§ Request
Repeat the material in full. Keep every line exactly as it is.

§ Listed entries
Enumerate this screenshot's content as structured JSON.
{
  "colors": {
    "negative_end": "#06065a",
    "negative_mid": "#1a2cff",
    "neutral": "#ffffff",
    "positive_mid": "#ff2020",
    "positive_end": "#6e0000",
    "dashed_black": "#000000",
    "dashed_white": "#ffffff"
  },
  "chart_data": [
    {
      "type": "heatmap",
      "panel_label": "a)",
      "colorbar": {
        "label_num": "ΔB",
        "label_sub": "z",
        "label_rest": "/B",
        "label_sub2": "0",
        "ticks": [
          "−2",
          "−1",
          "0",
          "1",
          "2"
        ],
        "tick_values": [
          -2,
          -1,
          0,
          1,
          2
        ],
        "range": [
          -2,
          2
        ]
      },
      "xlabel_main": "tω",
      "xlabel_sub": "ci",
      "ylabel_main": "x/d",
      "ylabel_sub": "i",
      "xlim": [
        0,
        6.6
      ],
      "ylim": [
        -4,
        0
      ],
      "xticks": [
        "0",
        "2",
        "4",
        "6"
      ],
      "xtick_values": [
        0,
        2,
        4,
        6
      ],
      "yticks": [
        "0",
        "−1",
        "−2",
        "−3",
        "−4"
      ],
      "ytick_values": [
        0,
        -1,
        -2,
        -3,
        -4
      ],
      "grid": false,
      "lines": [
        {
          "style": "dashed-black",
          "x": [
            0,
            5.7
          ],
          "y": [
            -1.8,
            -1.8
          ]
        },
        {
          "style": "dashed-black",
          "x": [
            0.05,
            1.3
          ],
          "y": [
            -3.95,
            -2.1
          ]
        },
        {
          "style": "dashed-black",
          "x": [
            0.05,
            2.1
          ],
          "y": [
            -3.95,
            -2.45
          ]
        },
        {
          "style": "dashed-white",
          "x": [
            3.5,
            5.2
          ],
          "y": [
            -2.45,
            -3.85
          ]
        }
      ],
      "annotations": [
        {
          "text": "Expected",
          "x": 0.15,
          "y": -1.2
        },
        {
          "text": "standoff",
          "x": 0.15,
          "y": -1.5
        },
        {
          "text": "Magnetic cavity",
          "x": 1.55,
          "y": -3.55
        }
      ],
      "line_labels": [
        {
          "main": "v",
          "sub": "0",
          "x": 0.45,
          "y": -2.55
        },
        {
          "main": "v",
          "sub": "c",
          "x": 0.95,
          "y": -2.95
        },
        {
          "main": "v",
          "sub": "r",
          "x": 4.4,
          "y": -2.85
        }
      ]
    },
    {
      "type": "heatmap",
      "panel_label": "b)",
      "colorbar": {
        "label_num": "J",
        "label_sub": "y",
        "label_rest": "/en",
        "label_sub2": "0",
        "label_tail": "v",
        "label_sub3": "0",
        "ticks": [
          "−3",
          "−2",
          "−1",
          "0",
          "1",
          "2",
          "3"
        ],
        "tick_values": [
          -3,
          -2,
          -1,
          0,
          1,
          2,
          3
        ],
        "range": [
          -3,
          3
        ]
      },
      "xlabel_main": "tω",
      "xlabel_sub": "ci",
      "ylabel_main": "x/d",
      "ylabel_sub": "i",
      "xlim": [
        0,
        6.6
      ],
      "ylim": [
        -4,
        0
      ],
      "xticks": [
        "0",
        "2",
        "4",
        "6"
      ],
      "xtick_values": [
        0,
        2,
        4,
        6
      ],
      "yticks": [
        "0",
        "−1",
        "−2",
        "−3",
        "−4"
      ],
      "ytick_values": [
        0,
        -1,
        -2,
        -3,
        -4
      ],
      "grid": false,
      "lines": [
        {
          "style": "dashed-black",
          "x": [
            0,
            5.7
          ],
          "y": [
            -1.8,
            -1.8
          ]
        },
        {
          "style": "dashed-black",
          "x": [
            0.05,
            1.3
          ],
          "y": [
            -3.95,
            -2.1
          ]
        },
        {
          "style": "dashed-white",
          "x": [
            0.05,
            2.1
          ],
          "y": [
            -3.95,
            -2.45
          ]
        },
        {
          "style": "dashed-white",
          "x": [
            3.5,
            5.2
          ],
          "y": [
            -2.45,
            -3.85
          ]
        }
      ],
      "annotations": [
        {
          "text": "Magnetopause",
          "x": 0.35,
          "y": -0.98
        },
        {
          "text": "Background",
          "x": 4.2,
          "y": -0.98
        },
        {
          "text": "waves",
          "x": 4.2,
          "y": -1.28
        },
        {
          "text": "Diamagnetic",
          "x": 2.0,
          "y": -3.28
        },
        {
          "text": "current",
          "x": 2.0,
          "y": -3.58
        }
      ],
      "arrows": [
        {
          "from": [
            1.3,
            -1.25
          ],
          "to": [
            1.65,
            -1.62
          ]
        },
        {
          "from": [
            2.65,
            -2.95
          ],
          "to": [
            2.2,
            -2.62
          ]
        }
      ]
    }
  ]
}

§ Task solution
Enumerate this screenshot's content as structured JSON.
{
  "colors": {
    "negative_end": "#06065a",
    "negative_mid": "#1a2cff",
    "neutral": "#ffffff",
    "positive_mid": "#ff2020",
    "positive_end": "#6e0000",
    "dashed_black": "#000000",
    "dashed_white": "#ffffff"
  },
  "chart_data": [
    {
      "type": "heatmap",
      "panel_label": "a)",
      "colorbar": {
        "label_num": "ΔB",
        "label_sub": "z",
        "label_rest": "/B",
        "label_sub2": "0",
        "ticks": [
          "−2",
          "−1",
          "0",
          "1",
          "2"
        ],
        "tick_values": [
          -2,
          -1,
          0,
          1,
          2
        ],
        "range": [
          -2,
          2
        ]
      },
      "xlabel_main": "tω",
      "xlabel_sub": "ci",
      "ylabel_main": "x/d",
      "ylabel_sub": "i",
      "xlim": [
        0,
        6.6
      ],
      "ylim": [
        -4,
        0
      ],
      "xticks": [
        "0",
        "2",
        "4",
        "6"
      ],
      "xtick_values": [
        0,
        2,
        4,
        6
      ],
      "yticks": [
        "0",
        "−1",
        "−2",
        "−3",
        "−4"
      ],
      "ytick_values": [
        0,
        -1,
        -2,
        -3,
        -4
      ],
      "grid": false,
      "lines": [
        {
          "style": "dashed-black",
          "x": [
            0,
            5.7
          ],
          "y": [
            -1.8,
            -1.8
          ]
        },
        {
          "style": "dashed-black",
          "x": [
            0.05,
            1.3
          ],
          "y": [
            -3.95,
            -2.1
          ]
        },
        {
          "style": "dashed-black",
          "x": [
            0.05,
            2.1
          ],
          "y": [
            -3.95,
            -2.45
          ]
        },
        {
          "style": "dashed-white",
          "x": [
            3.5,
            5.2
          ],
          "y": [
            -2.45,
            -3.85
          ]
        }
      ],
      "annotations": [
        {
          "text": "Expected",
          "x": 0.15,
          "y": -1.2
        },
        {
          "text": "standoff",
          "x": 0.15,
          "y": -1.5
        },
        {
          "text": "Magnetic cavity",
          "x": 1.55,
          "y": -3.55
        }
      ],
      "line_labels": [
        {
          "main": "v",
          "sub": "0",
          "x": 0.45,
          "y": -2.55
        },
        {
          "main": "v",
          "sub": "c",
          "x": 0.95,
          "y": -2.95
        },
        {
          "main": "v",
          "sub": "r",
          "x": 4.4,
          "y": -2.85
        }
      ]
    },
    {
      "type": "heatmap",
      "panel_label": "b)",
      "colorbar": {
        "label_num": "J",
        "label_sub": "y",
        "label_rest": "/en",
        "label_sub2": "0",
        "label_tail": "v",
        "label_sub3": "0",
        "ticks": [
          "−3",
          "−2",
          "−1",
          "0",
          "1",
          "2",
          "3"
        ],
        "tick_values": [
          -3,
          -2,
          -1,
          0,
          1,
          2,
          3
        ],
        "range": [
          -3,
          3
        ]
      },
      "xlabel_main": "tω",
      "xlabel_sub": "ci",
      "ylabel_main": "x/d",
      "ylabel_sub": "i",
      "xlim": [
        0,
        6.6
      ],
      "ylim": [
        -4,
        0
      ],
      "xticks": [
        "0",
        "2",
        "4",
        "6"
      ],
      "xtick_values": [
        0,
        2,
        4,
        6
      ],
      "yticks": [
        "0",
        "−1",
        "−2",
        "−3",
        "−4"
      ],
      "ytick_values": [
        0,
        -1,
        -2,
        -3,
        -4
      ],
      "grid": false,
      "lines": [
        {
          "style": "dashed-black",
          "x": [
            0,
            5.7
          ],
          "y": [
            -1.8,
            -1.8
          ]
        },
        {
          "style": "dashed-black",
          "x": [
            0.05,
            1.3
          ],
          "y": [
            -3.95,
            -2.1
          ]
        },
        {
          "style": "dashed-white",
          "x": [
            0.05,
            2.1
          ],
          "y": [
            -3.95,
            -2.45
          ]
        },
        {
          "style": "dashed-white",
          "x": [
            3.5,
            5.2
          ],
          "y": [
            -2.45,
            -3.85
          ]
        }
      ],
      "annotations": [
        {
          "text": "Magnetopause",
          "x": 0.35,
          "y": -0.98
        },
        {
          "text": "Background",
          "x": 4.2,
          "y": -0.98
        },
        {
          "text": "waves",
          "x": 4.2,
          "y": -1.28
        },
        {
          "text": "Diamagnetic",
          "x": 2.0,
          "y": -3.28
        },
        {
          "text": "current",
          "x": 2.0,
          "y": -3.58
        }
      ],
      "arrows": [
        {
          "from": [
            1.3,
            -1.25
          ],
          "to": [
            1.65,
            -1.62
          ]
        },
        {
          "from": [
            2.65,
            -2.95
          ],
          "to": [
            2.2,
            -2.62
          ]
        }
      ]
    }
  ]
}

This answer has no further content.